- _EXERCISE TASK_:
Convert the stretch of the records from the line containing "top-bar: Google Account" through the line containing "mail-icon [198,155,207,162]", both included, into a JSON list of strings, one string per line, omitting blank lines.

- _EXERCISE MATERIAL_:

◇ ◇ ◇ ◇ ◇

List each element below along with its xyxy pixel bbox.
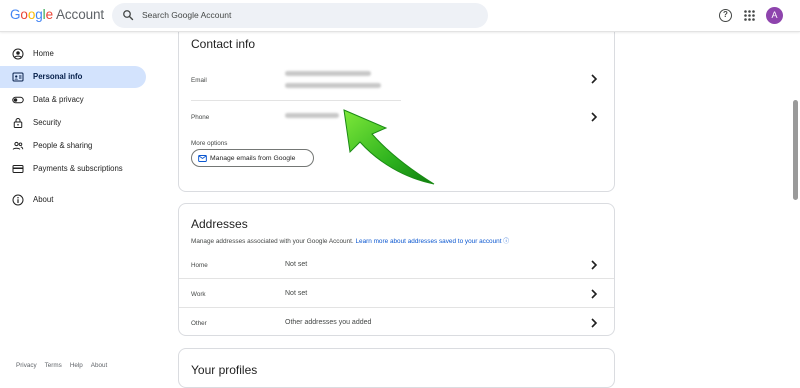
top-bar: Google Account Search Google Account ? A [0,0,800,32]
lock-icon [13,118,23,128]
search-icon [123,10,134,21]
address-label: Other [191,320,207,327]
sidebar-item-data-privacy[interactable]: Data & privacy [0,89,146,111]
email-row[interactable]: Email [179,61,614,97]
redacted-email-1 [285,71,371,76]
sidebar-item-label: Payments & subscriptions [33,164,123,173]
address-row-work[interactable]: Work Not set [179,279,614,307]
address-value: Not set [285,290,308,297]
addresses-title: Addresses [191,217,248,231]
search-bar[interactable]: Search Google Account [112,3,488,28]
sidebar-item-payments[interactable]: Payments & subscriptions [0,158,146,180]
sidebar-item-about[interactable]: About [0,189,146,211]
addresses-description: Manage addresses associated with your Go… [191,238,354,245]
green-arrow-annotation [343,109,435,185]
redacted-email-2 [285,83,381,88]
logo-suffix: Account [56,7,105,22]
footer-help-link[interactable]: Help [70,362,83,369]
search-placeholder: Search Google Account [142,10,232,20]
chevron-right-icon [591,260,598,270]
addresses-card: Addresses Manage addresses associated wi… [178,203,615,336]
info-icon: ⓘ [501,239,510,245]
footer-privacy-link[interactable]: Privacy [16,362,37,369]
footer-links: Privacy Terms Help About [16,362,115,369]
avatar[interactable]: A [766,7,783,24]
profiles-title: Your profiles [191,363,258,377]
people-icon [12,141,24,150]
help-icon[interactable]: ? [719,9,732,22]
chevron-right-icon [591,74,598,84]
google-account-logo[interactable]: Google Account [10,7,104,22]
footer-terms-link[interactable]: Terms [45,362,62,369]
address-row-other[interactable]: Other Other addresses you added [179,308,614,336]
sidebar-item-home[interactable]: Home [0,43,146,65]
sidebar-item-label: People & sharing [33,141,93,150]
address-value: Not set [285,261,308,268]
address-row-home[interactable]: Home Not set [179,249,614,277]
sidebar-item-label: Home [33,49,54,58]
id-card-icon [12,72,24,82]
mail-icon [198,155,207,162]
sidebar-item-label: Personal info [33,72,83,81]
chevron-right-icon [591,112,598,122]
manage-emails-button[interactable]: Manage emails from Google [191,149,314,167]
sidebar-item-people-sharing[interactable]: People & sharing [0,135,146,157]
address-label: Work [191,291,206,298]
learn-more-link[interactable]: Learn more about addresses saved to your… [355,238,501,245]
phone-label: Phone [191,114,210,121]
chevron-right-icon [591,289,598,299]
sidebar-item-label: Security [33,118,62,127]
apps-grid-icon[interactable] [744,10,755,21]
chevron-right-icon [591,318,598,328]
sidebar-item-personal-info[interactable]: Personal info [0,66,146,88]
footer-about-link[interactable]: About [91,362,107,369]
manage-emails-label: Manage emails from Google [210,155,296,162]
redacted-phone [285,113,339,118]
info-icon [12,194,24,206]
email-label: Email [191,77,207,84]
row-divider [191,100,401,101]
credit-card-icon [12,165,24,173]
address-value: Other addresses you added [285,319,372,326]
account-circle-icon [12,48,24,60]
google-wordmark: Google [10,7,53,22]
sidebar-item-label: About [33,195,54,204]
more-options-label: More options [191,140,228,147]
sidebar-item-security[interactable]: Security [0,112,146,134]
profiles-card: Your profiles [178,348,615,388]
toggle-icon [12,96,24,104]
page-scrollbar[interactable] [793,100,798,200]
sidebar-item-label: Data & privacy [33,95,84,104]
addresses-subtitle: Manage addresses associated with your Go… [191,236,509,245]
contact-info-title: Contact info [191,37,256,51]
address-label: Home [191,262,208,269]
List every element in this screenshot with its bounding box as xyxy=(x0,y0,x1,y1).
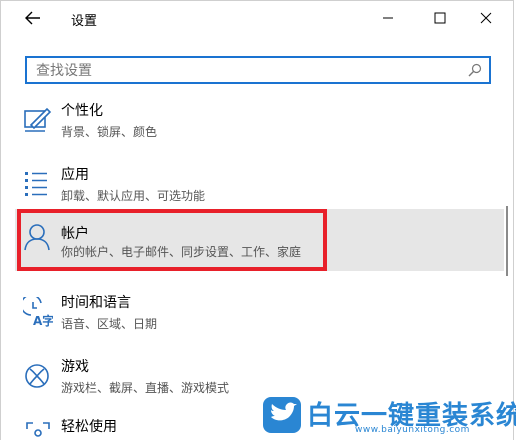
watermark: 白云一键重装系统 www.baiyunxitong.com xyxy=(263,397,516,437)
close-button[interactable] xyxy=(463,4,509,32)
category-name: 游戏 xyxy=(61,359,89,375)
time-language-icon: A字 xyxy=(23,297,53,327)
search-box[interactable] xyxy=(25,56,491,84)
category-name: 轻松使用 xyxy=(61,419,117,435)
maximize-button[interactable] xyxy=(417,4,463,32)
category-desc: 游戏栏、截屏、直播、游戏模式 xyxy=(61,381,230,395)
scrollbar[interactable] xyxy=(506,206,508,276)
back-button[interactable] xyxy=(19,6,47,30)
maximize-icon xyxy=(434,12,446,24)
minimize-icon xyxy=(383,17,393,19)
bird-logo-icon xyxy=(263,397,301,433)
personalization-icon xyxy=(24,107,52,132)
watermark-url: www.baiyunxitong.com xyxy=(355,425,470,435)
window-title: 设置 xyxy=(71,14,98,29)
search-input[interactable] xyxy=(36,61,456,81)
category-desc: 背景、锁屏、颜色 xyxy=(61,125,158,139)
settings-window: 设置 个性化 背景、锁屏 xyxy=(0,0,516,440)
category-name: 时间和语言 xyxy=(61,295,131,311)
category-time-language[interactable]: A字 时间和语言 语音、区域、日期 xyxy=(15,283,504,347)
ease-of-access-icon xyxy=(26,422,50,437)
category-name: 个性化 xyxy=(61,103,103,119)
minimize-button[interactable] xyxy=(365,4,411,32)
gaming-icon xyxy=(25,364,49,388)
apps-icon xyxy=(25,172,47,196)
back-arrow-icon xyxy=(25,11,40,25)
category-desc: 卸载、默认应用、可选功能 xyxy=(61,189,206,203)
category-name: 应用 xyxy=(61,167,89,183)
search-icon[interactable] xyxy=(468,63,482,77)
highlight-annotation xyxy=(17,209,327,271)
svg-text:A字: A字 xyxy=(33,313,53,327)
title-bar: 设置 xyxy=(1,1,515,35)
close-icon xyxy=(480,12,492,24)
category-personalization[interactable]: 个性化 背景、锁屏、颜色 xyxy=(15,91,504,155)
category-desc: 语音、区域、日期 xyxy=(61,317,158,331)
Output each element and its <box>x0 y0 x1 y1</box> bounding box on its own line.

◇ ◇ ◇ ◇ ◇

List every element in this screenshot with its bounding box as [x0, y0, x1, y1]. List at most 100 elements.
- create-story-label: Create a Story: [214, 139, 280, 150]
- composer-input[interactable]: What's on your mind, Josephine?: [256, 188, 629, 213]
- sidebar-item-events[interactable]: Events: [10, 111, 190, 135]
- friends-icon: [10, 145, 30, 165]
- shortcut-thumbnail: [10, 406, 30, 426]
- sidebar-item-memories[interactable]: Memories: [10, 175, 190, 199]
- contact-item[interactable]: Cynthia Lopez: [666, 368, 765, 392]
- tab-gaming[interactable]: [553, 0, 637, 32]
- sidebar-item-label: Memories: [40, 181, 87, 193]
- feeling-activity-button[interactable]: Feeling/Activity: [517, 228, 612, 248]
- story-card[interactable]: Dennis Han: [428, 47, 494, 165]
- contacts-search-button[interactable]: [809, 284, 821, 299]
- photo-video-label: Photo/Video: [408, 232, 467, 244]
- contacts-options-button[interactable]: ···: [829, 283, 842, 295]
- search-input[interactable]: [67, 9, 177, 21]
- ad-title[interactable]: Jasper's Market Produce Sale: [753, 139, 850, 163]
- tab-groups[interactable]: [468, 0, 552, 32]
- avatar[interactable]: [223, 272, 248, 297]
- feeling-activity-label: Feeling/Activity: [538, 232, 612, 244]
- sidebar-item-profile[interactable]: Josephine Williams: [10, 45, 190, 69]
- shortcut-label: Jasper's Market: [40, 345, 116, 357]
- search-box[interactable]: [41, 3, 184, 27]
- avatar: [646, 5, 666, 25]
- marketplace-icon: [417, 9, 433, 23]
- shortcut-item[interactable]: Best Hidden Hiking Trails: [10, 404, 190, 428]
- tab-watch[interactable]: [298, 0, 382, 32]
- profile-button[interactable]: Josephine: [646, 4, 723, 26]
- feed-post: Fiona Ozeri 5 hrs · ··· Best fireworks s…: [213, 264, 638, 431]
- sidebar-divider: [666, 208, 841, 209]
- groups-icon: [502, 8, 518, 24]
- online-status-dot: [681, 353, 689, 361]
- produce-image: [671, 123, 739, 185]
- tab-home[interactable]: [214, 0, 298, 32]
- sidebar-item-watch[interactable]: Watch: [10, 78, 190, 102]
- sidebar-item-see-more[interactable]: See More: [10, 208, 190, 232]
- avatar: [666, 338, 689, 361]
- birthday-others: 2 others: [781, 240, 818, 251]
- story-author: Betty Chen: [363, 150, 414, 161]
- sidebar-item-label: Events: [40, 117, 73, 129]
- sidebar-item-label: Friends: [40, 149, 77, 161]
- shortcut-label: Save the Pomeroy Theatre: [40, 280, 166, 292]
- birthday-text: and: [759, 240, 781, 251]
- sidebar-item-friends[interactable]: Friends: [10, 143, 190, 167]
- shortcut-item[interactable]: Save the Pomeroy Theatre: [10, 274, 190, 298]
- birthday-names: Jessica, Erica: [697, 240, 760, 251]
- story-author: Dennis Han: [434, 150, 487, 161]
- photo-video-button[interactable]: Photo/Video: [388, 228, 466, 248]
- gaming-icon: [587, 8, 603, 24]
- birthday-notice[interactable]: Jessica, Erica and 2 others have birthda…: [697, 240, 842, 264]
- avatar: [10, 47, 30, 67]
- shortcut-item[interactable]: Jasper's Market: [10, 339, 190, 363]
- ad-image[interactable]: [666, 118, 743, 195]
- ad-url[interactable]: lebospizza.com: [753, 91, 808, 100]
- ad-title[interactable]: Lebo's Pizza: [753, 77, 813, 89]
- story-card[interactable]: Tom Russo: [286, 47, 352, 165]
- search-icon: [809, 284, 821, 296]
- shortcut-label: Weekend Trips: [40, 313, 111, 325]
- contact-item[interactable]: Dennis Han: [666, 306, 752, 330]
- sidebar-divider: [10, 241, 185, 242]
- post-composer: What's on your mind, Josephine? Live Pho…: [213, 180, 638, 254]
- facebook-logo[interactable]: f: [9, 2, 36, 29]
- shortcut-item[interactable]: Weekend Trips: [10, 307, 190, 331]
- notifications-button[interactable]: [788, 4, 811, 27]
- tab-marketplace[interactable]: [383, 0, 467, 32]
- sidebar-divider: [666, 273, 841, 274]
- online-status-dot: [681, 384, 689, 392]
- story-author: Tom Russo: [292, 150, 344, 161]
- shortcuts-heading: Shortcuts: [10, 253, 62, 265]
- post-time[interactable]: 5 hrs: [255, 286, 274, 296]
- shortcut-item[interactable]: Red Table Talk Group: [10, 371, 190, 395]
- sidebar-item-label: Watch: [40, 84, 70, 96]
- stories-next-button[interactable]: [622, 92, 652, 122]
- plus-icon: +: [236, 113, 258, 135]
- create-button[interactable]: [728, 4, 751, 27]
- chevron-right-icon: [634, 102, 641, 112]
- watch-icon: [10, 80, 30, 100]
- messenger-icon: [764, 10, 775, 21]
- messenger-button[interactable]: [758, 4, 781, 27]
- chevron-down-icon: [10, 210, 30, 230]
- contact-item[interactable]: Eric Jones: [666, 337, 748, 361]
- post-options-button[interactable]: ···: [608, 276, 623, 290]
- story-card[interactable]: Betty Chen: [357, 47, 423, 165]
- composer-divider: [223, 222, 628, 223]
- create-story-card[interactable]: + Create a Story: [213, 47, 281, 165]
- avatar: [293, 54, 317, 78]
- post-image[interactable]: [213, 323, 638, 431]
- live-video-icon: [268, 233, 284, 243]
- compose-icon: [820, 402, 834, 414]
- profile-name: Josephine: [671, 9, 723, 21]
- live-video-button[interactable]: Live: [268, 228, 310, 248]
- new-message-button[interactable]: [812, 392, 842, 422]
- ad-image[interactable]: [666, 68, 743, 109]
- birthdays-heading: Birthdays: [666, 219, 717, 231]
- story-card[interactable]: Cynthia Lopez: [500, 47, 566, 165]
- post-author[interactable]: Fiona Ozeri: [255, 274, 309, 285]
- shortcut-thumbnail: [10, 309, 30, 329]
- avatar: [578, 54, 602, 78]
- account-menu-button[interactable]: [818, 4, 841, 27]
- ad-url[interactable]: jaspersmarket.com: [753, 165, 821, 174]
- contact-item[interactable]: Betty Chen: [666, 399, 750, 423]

◇ ◇ ◇ ◇ ◇

- _ANSWER TO THIS EXERCISE_:
[
  "top-bar: Google Account Search Google Account ? A [0,0,800,32]",
  "lock-icon [13,118,23,128]",
  "search-icon [123,10,134,21]",
  "address-label: Other [191,320,207,327]",
  "sidebar-item-data-privacy[interactable]: Data & privacy [0,89,146,111]",
  "email-row[interactable]: Email [179,61,614,97]",
  "redacted-email-1 [285,71,371,76]",
  "sidebar-item-label: Payments & subscriptions [33,164,123,173]",
  "address-row-work[interactable]: Work Not set [179,279,614,307]",
  "address-value: Not set [285,290,308,297]",
  "addresses-title: Addresses [191,217,248,231]",
  "search-bar[interactable]: Search Google Account [112,3,488,28]",
  "sidebar-item-payments[interactable]: Payments & subscriptions [0,158,146,180]",
  "sidebar-item-about[interactable]: About [0,189,146,211]",
  "addresses-description: Manage addresses associated with your Go… [191,238,354,245]",
  "green-arrow-annotation [343,109,435,185]",
  "redacted-email-2 [285,83,381,88]",
  "logo-suffix: Account [56,7,105,22]",
  "footer-help-link[interactable]: Help [70,362,83,369]",
  "search-placeholder: Search Google Account [142,10,232,20]",
  "chevron-right-icon [591,260,598,270]",
  "addresses-card: Addresses Manage addresses associated wi… [178,203,615,336]",
  "info-icon: ⓘ [501,239,510,245]",
  "footer-privacy-link[interactable]: Privacy [16,362,37,369]",
  "footer-links: Privacy Terms Help About [16,362,115,369]",
  "avatar[interactable]: A [766,7,783,24]",
  "profiles-title: Your profiles [191,363,258,377]",
  "people-icon [12,141,24,150]",
  "help-icon[interactable]: ? [719,9,732,22]",
  "chevron-right-icon [591,74,598,84]",
  "google-account-logo[interactable]: Google Account [10,7,104,22]",
  "footer-terms-link[interactable]: Terms [45,362,62,369]",
  "address-row-other[interactable]: Other Other addresses you added [179,308,614,336]",
  "sidebar-item-home[interactable]: Home [0,43,146,65]",
  "sidebar-item-label: People & sharing [33,141,93,150]",
  "address-value: Not set [285,261,308,268]",
  "address-row-home[interactable]: Home Not set [179,249,614,277]",
  "sidebar-item-label: Home [33,49,54,58]",
  "id-card-icon [12,72,24,82]",
  "mail-icon [198,155,207,162]"
]